[[ Source extract open ]]

A genetic mutation, or pathogenic variant, is a permanent change in the DNA sequence that can affect how a gene functions. These changes sometimes predispose an individual to hereditary cancers. The BRIP1 gene plays a role in inherited cancer risk, particularly for ovarian cancer. Understanding the frequency of this mutation is important for assessing its impact and informing genetic testing strategies. This article examines how common the BRIP1 mutation is across different populations.
The Role of the BRIP1 Gene
The BRIP1 gene produces a protein that acts as a DNA helicase. This protein is a component of the mechanism cells use to repair damaged DNA, specifically double-strand breaks. The BRIP1 protein works closely with other repair proteins, including BRCA1, to facilitate homologous recombination.
This intricate repair pathway maintains the stability of the entire genome. A mutation in the BRIP1 gene disrupts this mechanism, leading to a faulty or non-functional protein. When DNA damage occurs, a carrier’s cells cannot repair the breaks efficiently, allowing errors to accumulate and increasing the chance of cancer.

[[ Source extract closed ]]
[[ Excerpted records open ]]

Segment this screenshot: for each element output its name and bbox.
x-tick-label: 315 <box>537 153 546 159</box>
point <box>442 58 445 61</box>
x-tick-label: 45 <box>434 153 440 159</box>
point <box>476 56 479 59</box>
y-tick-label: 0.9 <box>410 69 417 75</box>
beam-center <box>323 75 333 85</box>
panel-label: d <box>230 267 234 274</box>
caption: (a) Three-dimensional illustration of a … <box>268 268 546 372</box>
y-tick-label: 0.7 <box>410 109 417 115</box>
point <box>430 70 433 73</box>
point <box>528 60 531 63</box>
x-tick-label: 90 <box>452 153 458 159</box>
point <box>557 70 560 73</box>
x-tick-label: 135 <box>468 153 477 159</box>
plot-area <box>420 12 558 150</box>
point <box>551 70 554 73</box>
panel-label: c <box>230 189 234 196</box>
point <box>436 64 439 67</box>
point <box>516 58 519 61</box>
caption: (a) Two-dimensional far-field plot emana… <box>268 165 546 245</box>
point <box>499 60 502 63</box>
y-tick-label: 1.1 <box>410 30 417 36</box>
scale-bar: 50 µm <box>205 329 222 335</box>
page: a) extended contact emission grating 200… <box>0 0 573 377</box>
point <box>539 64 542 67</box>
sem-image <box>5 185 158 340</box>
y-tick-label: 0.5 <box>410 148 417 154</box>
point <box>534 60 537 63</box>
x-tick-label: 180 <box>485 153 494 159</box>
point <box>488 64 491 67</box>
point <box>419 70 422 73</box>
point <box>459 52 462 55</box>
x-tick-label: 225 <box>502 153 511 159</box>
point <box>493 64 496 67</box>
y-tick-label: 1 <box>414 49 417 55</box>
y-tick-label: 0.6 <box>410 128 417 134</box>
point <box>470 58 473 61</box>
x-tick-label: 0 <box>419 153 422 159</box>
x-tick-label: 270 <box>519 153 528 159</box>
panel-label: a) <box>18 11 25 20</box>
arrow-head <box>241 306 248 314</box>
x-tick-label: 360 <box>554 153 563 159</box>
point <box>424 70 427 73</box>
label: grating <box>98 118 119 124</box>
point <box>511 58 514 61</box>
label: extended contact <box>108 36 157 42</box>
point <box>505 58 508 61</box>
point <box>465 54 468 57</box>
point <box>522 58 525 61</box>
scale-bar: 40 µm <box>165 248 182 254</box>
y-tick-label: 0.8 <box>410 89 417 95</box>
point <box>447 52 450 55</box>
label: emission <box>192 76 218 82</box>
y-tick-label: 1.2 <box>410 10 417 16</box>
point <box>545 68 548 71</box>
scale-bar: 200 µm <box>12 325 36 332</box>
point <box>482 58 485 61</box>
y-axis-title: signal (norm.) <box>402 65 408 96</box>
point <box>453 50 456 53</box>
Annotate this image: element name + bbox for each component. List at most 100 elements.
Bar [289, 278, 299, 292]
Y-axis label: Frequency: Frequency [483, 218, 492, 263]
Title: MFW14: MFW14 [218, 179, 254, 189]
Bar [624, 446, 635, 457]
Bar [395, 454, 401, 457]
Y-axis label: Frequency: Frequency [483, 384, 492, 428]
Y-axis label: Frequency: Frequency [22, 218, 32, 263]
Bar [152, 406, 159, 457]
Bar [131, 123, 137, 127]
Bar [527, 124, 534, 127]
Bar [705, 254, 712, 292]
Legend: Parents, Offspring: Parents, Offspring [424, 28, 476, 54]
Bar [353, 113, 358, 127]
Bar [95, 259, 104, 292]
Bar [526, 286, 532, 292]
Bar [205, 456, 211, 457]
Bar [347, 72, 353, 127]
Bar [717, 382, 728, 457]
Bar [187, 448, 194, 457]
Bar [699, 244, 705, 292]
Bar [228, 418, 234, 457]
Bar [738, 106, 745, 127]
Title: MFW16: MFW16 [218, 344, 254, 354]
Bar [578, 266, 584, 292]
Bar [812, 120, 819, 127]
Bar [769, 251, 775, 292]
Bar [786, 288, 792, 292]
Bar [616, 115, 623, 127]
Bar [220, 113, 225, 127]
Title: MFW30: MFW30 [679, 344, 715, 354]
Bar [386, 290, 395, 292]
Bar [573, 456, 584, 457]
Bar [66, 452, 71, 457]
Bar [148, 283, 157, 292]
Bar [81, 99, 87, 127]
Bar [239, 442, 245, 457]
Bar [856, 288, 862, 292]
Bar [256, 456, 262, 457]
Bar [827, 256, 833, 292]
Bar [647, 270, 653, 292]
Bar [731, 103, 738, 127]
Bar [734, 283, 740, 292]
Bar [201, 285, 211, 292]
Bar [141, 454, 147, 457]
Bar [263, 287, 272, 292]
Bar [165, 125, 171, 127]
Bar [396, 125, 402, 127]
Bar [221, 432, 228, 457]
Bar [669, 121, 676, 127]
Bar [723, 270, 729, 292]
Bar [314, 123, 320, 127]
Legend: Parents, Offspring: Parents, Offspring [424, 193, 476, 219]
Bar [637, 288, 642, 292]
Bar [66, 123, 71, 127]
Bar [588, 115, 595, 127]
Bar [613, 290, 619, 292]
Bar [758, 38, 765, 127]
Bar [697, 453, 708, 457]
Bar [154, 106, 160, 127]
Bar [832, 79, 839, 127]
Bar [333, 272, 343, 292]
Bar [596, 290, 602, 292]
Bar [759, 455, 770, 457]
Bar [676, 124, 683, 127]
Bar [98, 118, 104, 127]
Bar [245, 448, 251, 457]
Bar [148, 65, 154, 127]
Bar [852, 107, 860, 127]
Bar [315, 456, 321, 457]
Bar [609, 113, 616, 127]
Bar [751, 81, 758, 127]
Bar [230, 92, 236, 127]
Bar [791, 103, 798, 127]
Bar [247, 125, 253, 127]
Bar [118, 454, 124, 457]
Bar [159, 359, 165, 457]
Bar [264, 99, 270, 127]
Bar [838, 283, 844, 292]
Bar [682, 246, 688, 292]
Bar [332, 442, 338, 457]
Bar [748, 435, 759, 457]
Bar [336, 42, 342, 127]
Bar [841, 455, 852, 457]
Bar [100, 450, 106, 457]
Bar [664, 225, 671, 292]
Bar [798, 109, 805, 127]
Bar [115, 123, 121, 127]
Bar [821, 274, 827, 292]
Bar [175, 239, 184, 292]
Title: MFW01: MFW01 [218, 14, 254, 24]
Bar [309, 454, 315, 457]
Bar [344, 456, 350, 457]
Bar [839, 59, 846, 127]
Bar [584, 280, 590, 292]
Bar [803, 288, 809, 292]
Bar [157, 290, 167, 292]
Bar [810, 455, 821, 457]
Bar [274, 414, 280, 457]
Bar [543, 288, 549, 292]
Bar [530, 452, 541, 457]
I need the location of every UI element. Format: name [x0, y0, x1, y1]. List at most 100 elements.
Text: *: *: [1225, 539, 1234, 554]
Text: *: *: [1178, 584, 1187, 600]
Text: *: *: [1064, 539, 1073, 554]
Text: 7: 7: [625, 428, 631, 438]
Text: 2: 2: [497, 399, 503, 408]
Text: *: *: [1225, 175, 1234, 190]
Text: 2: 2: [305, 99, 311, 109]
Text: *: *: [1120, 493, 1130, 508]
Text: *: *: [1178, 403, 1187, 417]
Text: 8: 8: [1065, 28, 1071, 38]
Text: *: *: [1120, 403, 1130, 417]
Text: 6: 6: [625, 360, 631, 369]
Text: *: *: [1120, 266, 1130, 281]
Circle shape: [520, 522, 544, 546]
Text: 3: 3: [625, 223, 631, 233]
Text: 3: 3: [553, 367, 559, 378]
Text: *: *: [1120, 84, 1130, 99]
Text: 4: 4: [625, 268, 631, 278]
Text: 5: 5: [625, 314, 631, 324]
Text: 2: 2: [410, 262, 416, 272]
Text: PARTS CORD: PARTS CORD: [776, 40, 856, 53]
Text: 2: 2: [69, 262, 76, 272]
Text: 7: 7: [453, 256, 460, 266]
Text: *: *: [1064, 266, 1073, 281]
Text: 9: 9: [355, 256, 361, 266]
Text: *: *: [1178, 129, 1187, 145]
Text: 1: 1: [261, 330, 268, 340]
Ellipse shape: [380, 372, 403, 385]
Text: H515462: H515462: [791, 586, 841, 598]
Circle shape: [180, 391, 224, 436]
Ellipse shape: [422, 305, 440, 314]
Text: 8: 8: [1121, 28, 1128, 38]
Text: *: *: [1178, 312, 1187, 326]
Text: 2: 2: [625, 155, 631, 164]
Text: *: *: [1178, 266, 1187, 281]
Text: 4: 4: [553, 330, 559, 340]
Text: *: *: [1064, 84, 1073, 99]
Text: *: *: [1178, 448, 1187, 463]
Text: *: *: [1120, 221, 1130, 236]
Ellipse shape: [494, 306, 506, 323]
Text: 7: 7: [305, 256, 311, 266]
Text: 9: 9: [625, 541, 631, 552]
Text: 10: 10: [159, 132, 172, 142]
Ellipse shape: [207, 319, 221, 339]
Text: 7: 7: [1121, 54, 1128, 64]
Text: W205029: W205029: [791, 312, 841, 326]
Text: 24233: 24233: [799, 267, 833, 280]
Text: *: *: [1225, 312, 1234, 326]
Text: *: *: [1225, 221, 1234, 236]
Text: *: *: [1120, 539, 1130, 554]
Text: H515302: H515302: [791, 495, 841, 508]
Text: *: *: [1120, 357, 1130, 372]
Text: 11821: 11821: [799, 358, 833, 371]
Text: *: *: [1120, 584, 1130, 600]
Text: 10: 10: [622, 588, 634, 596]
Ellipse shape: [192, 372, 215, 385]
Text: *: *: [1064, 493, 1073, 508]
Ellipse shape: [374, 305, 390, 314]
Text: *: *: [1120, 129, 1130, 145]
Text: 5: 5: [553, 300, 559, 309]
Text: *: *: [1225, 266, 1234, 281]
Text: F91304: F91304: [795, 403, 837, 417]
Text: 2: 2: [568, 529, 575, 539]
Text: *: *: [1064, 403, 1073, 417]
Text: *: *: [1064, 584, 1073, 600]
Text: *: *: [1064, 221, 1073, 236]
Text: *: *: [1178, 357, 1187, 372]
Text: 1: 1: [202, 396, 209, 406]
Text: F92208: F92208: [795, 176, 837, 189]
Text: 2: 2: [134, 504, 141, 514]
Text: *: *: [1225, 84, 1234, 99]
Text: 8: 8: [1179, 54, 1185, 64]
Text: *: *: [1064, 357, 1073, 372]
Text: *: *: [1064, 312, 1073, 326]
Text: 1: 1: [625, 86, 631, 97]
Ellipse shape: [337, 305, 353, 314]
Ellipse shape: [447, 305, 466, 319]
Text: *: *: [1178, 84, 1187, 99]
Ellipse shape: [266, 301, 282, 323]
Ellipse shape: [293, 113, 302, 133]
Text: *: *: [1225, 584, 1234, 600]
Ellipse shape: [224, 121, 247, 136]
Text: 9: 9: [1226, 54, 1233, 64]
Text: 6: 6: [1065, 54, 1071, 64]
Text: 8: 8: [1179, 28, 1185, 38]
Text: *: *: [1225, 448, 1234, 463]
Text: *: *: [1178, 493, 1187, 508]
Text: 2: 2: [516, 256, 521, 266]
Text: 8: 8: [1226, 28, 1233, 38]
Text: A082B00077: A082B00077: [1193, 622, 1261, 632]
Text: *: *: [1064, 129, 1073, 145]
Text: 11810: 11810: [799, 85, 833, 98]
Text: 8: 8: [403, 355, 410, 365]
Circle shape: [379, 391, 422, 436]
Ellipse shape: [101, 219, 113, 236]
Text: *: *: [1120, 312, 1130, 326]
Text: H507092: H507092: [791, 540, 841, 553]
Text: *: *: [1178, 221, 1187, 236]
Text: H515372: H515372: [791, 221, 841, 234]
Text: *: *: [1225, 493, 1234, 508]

[[ Excerpted records closed ]]

*Exercises*:
**A.** Reproduce the BRIP1 article's passage starting with "The Role of" and going on through "chance of cancer.".
**B.** Summarize the BRIP1 article in two sentences.

*Answers per task*:
**A.**
The Role of the BRIP1 Gene
The BRIP1 gene produces a protein that acts as a DNA helicase. This protein is a component of the mechanism cells use to repair damaged DNA, specifically double-strand breaks. The BRIP1 protein works closely with other repair proteins, including BRCA1, to facilitate homologous recombination.
This intricate repair pathway maintains the stability of the entire genome. A mutation in the BRIP1 gene disrupts this mechanism, leading to a faulty or non-functional protein. When DNA damage occurs, a carrier’s cells cannot repair the breaks efficiently, allowing errors to accumulate and increasing the chance of cancer.

**B.** The BRIP1 gene plays a role in inherited cancer risk, particularly for ovarian cancer, and it produces a DNA helicase that works with repair proteins such as BRCA1 to fix double-strand breaks through homologous recombination. A mutation in BRIP1 leads to a faulty or non-functional protein, so a carrier's cells cannot repair these breaks efficiently, letting errors accumulate and increasing the chance of cancer.